-- START --

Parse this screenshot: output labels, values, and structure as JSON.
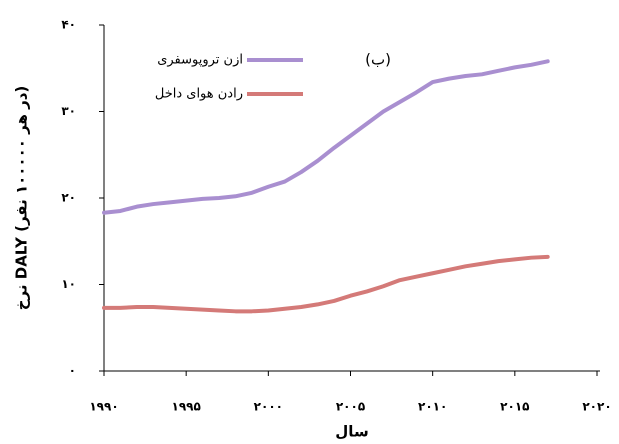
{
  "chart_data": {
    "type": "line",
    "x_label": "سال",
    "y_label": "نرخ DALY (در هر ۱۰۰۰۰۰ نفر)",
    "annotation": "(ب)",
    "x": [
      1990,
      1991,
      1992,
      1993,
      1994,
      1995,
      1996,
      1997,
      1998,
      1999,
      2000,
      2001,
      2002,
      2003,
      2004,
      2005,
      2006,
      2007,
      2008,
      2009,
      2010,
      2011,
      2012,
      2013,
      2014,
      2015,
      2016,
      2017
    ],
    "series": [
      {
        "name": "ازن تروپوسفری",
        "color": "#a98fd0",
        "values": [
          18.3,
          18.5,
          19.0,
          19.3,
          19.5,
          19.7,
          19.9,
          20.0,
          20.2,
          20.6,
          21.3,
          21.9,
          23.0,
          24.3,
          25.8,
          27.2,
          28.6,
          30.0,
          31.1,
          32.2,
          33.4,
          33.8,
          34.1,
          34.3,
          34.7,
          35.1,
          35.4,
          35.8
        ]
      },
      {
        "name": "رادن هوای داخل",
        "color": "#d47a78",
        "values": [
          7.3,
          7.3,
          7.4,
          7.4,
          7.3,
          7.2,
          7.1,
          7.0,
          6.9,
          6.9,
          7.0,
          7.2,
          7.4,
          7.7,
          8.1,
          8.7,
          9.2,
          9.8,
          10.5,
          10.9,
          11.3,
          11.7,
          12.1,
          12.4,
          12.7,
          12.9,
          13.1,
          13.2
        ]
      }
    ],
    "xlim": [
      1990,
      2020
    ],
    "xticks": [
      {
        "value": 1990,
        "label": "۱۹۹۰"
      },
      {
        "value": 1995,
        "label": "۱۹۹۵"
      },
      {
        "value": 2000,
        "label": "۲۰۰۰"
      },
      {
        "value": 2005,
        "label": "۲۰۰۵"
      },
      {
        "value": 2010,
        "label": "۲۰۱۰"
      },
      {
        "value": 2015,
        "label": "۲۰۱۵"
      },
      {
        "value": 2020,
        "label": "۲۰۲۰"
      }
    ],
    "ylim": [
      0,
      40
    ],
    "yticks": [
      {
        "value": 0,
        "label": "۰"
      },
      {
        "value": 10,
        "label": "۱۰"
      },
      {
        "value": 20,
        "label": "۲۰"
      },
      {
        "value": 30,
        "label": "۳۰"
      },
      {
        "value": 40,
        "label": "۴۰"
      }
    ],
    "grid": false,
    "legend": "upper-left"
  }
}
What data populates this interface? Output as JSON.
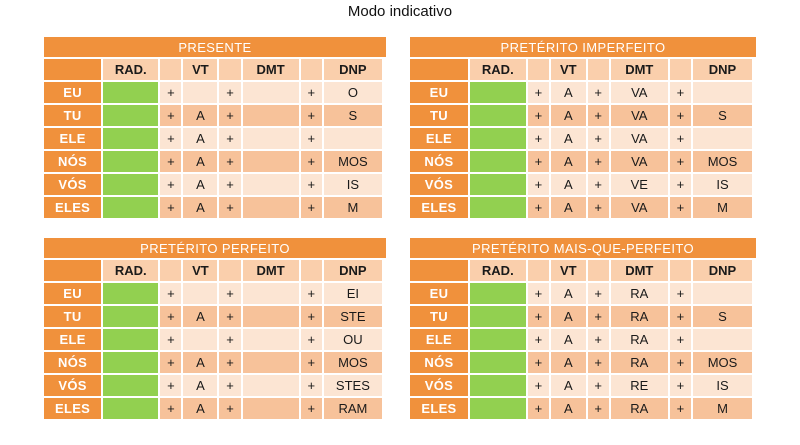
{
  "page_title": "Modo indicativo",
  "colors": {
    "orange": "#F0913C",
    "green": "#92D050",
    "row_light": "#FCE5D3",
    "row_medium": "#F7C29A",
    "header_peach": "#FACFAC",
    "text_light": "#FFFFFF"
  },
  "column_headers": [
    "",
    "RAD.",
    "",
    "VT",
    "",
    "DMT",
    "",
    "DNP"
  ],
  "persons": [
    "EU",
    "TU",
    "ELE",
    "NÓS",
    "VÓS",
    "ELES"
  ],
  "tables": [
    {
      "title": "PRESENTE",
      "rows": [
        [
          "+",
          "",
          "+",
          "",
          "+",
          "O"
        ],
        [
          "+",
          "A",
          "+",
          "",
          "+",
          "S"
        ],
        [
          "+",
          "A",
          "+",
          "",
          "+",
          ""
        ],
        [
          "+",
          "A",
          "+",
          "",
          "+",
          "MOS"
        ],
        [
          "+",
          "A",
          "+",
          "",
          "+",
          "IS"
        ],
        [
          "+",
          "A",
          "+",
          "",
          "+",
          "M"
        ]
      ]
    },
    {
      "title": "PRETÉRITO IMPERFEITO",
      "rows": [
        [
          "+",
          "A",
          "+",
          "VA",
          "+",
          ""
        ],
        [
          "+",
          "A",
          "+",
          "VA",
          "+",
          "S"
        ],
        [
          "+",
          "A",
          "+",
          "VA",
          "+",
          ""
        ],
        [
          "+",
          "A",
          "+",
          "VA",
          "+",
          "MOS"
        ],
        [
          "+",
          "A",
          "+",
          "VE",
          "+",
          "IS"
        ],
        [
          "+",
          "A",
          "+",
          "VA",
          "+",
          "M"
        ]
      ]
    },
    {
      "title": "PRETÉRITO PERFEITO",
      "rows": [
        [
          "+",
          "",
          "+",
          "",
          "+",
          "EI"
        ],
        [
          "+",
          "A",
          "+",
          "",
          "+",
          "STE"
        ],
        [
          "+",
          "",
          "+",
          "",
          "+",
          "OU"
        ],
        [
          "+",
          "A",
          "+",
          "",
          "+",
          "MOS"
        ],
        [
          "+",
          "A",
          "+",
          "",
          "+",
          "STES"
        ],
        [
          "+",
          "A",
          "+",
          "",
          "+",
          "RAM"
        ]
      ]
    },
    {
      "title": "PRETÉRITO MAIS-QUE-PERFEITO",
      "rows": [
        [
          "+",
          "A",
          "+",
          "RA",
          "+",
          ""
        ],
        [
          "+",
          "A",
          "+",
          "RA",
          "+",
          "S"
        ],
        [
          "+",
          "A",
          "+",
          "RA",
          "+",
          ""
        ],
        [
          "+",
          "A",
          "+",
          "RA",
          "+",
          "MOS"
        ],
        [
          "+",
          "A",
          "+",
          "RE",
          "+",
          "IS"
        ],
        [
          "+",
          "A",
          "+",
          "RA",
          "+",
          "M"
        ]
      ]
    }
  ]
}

-- END --

> Exercise details
Using the listing above, say how many of its lines contain the string "PRETÉRITO", giving nothing but the figure.

> Final result
3